# ROWS
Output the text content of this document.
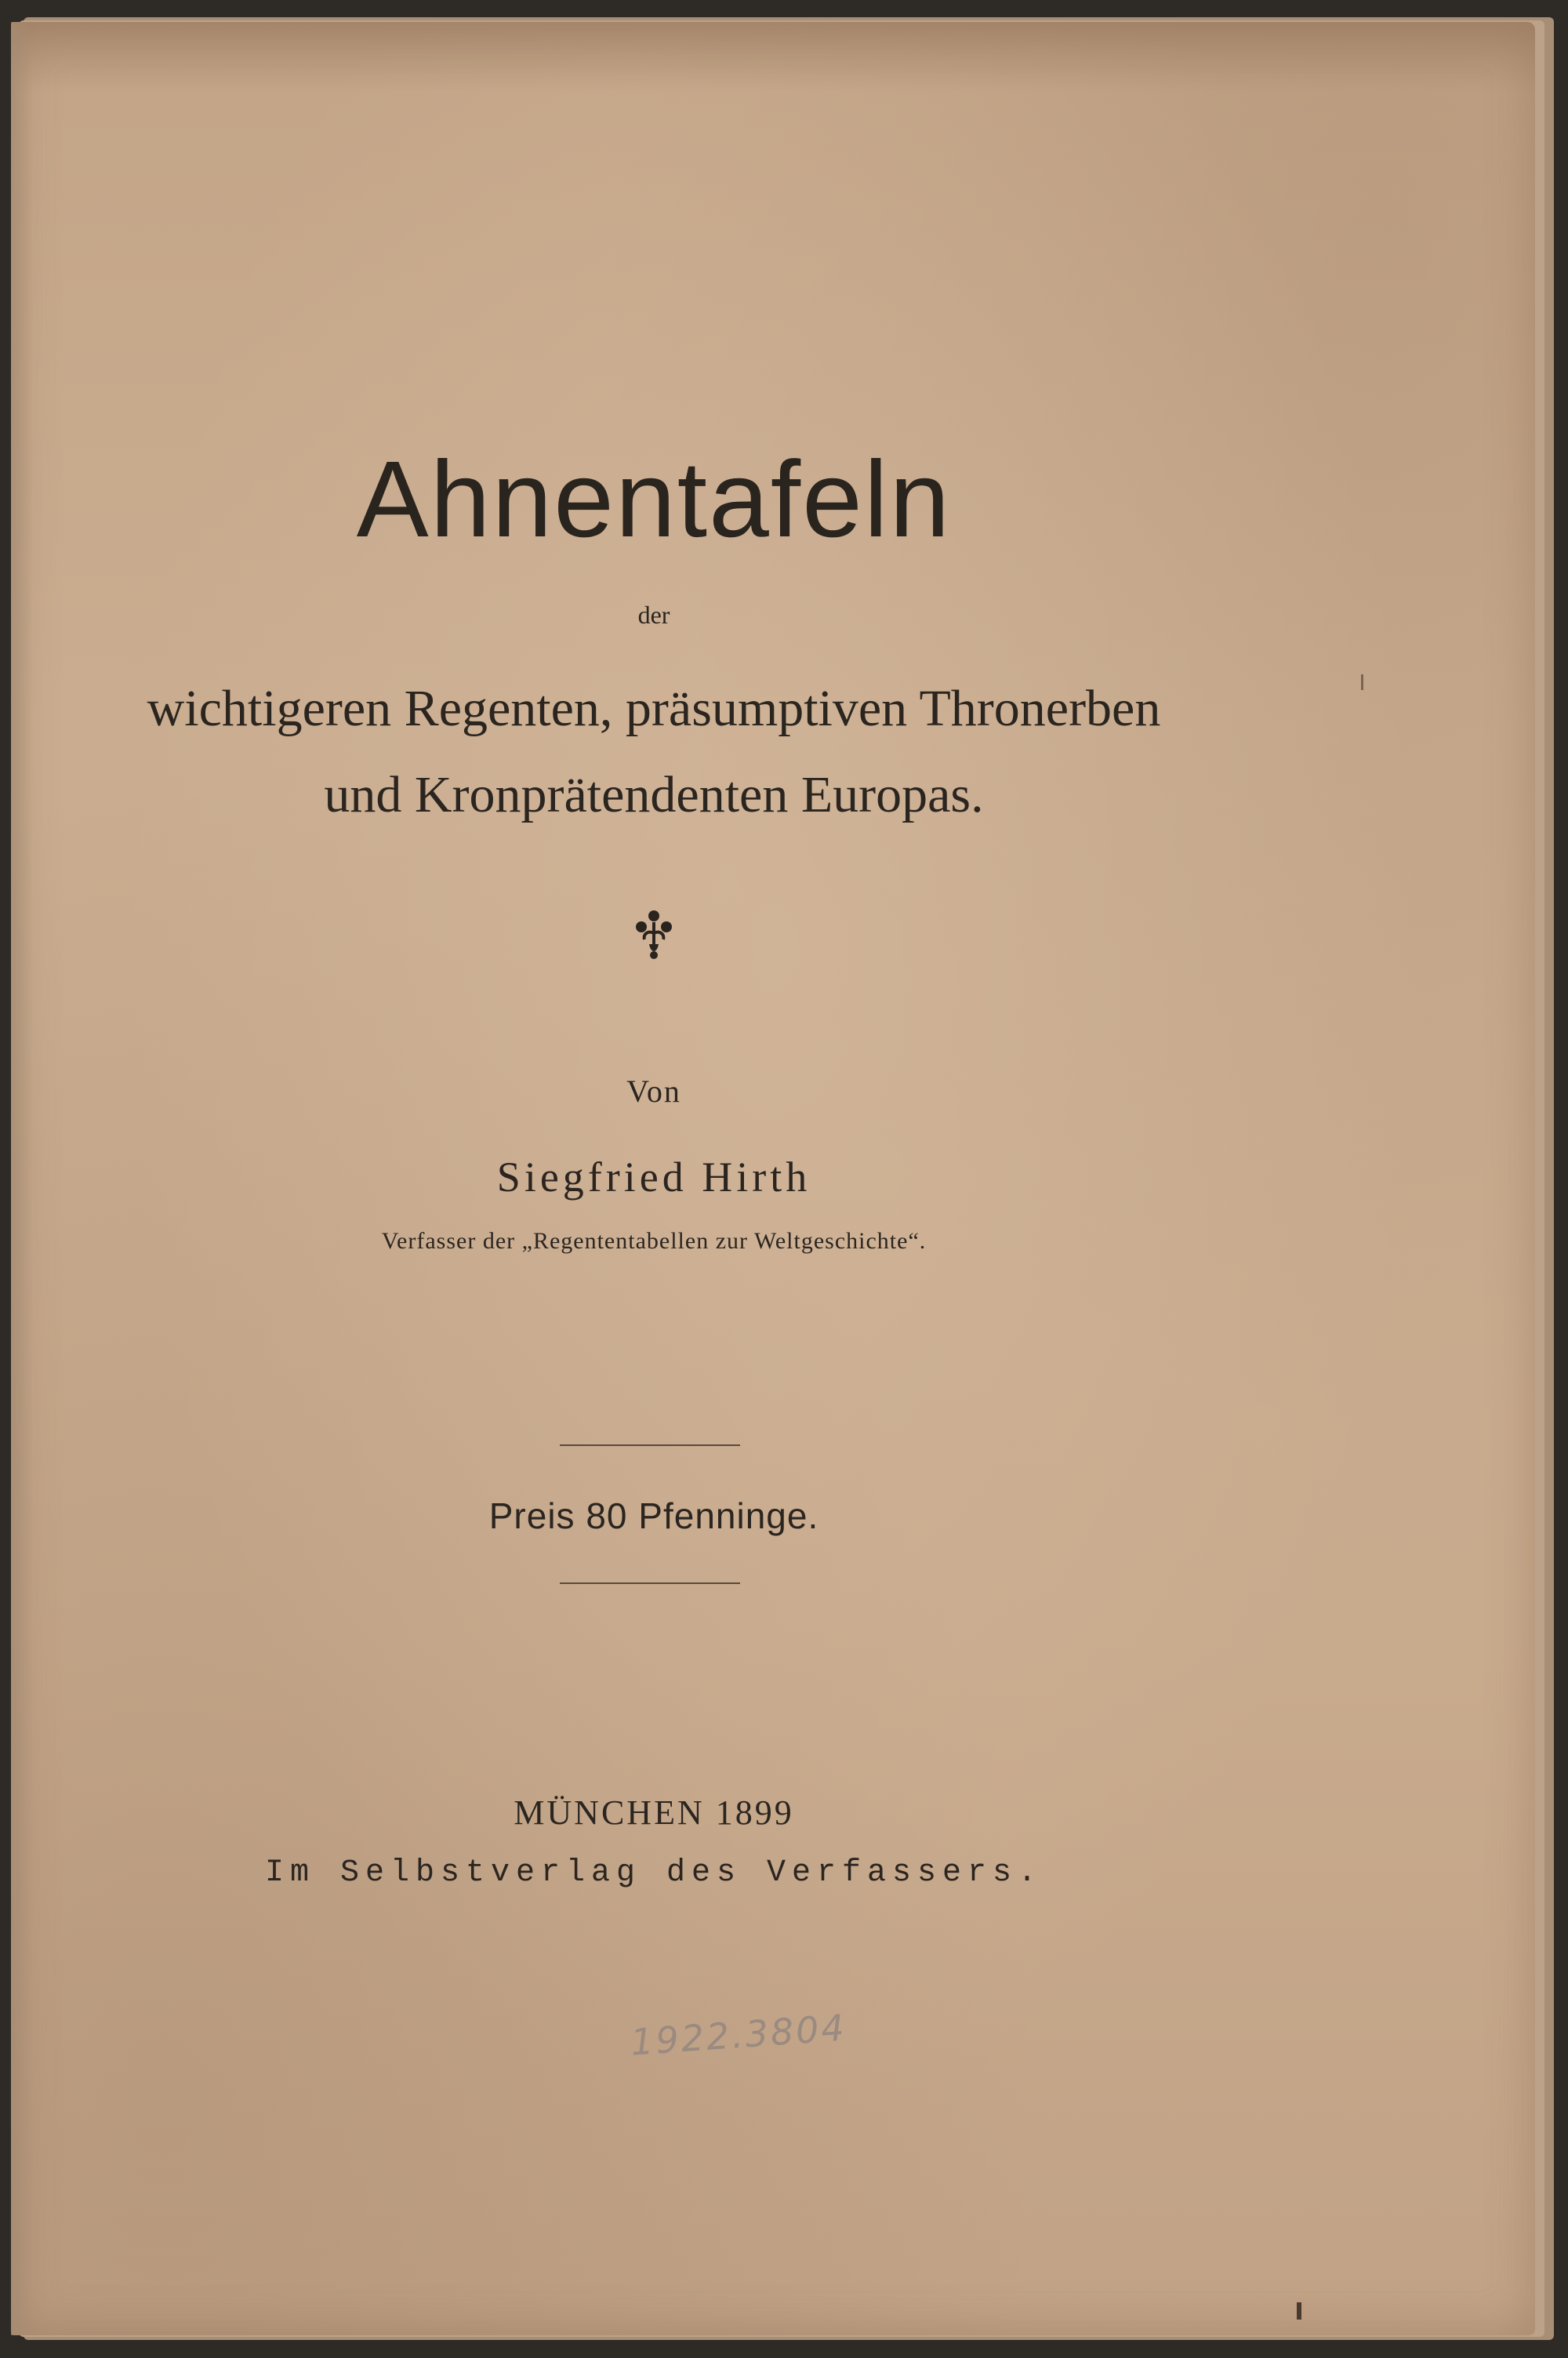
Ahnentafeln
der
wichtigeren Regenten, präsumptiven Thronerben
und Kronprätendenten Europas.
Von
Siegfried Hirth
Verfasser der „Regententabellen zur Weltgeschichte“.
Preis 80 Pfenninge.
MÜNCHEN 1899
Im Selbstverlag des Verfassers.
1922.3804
---
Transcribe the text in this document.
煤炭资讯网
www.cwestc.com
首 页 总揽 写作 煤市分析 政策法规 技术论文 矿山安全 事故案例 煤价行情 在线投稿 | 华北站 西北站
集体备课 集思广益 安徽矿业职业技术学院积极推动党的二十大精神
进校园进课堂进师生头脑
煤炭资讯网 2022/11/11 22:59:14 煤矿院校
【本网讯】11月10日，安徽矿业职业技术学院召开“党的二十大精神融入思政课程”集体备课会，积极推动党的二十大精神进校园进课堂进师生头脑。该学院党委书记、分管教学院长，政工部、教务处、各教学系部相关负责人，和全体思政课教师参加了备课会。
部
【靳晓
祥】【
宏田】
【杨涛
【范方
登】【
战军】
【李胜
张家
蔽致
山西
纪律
---
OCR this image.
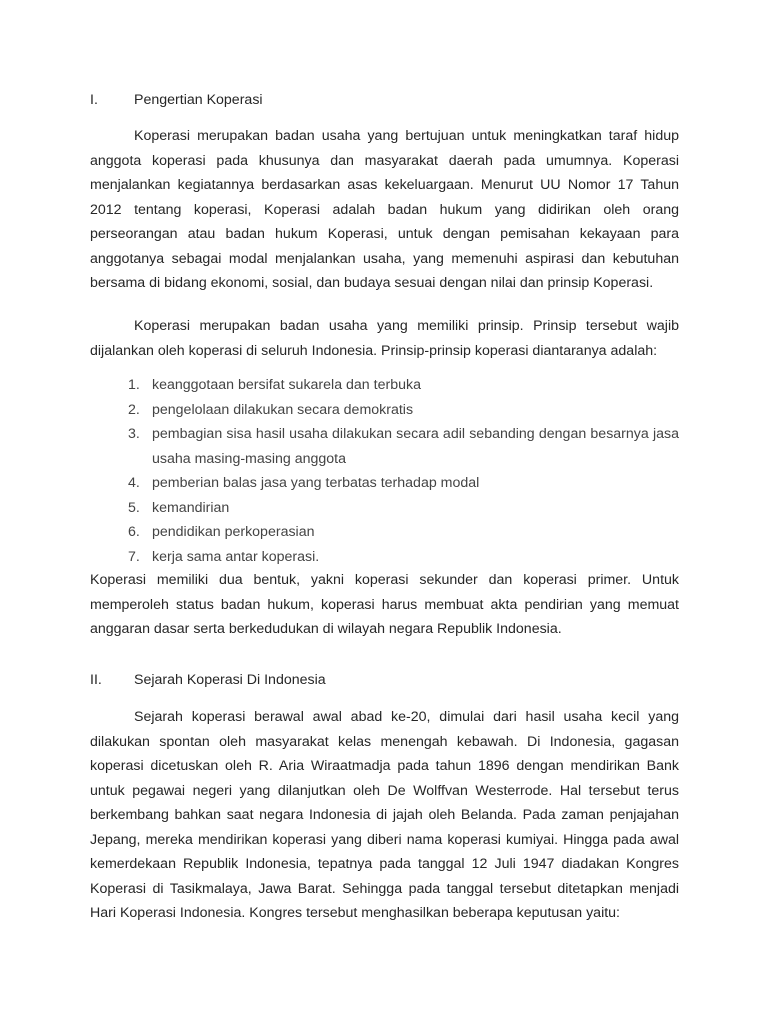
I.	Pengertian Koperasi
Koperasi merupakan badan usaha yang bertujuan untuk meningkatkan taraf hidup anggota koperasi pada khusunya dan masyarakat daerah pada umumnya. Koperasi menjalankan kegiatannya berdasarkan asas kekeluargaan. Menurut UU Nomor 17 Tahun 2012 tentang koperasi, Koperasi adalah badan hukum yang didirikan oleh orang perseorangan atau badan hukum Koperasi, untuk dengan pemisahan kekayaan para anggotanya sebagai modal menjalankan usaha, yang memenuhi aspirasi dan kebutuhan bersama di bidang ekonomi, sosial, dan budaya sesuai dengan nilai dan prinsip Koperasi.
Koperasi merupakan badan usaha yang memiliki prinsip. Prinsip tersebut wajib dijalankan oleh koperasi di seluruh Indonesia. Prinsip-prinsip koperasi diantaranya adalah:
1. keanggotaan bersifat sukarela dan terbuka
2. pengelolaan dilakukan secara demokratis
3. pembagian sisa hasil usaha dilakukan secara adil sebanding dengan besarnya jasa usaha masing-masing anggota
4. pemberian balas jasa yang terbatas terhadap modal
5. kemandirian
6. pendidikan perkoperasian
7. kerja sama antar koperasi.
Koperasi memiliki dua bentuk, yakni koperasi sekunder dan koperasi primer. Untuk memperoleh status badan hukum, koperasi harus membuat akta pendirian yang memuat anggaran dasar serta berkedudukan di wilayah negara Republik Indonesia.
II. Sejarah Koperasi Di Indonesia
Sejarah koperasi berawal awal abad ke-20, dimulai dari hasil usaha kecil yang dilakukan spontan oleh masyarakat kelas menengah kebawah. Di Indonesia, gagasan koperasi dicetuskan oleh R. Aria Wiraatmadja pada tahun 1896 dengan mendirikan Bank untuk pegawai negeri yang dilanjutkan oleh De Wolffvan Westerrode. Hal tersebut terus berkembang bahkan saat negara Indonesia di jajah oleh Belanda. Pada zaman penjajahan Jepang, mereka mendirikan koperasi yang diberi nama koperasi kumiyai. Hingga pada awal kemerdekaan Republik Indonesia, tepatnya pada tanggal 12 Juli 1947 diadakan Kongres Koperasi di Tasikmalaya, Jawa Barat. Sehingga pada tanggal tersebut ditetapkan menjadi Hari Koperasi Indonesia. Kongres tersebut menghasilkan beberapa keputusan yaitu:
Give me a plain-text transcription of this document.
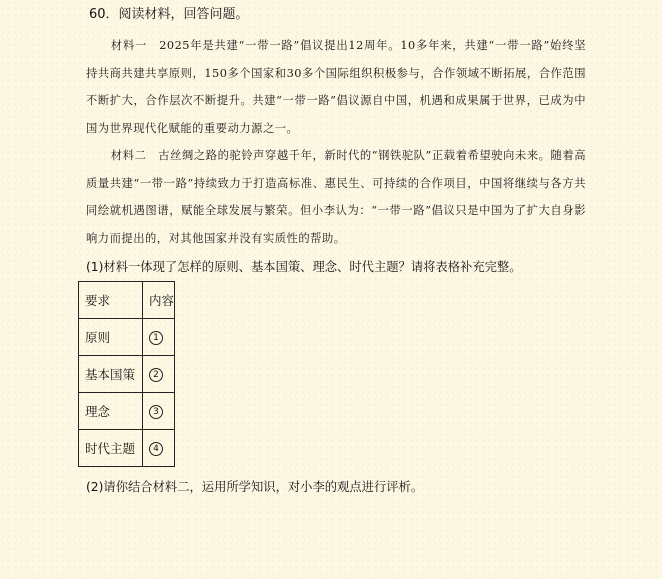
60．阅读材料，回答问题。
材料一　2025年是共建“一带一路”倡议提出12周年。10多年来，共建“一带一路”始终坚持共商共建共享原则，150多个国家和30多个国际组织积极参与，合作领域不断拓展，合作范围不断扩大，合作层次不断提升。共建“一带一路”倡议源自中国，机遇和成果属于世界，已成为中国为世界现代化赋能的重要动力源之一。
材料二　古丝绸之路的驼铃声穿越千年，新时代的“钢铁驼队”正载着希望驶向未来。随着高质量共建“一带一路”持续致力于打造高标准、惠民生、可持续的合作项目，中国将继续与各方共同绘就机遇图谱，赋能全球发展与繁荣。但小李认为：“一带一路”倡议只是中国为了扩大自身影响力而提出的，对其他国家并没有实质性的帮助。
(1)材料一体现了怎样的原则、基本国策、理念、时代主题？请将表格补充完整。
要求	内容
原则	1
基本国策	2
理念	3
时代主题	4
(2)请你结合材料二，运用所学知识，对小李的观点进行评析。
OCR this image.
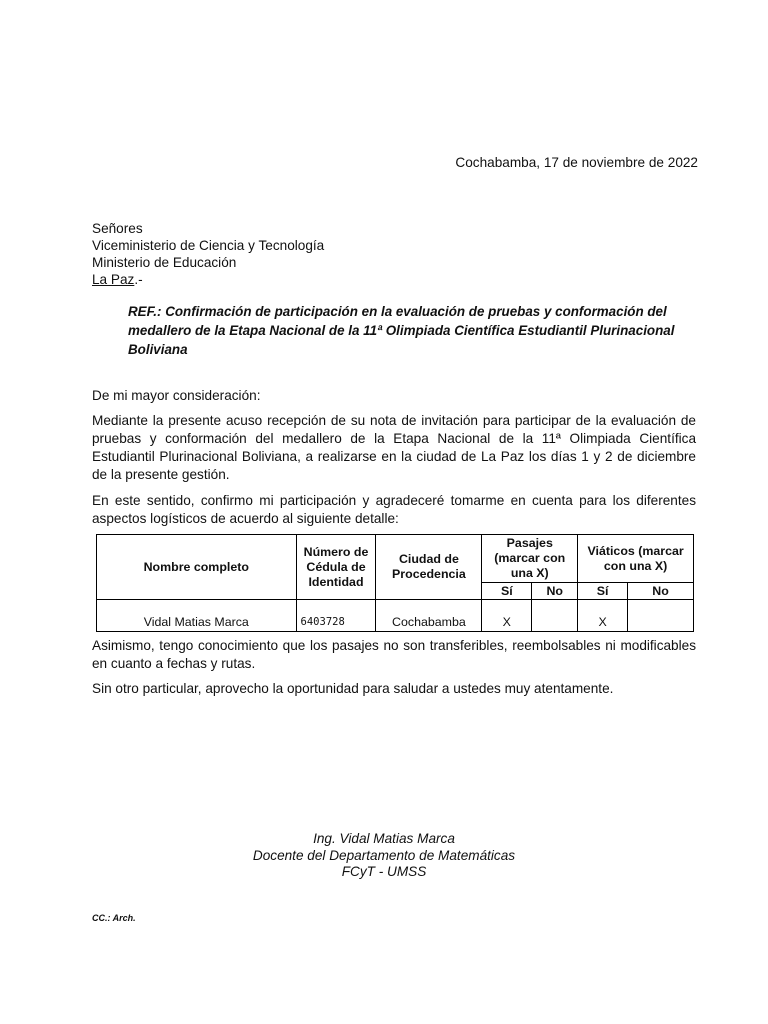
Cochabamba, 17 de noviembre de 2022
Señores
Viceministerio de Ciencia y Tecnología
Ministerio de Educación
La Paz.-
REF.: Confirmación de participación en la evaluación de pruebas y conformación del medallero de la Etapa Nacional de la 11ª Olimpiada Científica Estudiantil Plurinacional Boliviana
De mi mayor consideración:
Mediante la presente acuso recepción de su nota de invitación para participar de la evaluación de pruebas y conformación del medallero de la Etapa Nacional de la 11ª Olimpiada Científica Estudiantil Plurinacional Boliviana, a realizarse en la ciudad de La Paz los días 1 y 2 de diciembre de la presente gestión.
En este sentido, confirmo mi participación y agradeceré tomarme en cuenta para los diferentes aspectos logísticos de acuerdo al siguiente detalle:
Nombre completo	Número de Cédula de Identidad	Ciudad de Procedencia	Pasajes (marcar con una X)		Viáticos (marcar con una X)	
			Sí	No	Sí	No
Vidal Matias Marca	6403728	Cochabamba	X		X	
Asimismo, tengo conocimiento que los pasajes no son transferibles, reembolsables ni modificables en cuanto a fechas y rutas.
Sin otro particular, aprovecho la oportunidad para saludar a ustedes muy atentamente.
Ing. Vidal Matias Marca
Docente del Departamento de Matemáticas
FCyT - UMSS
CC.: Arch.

# SET TASK
Find the word "Matias" in the data and show each line that holds it.

# RESULT OF THE EXERCISE
Vidal Matias Marca	6403728	Cochabamba	X		X	
Ing. Vidal Matias Marca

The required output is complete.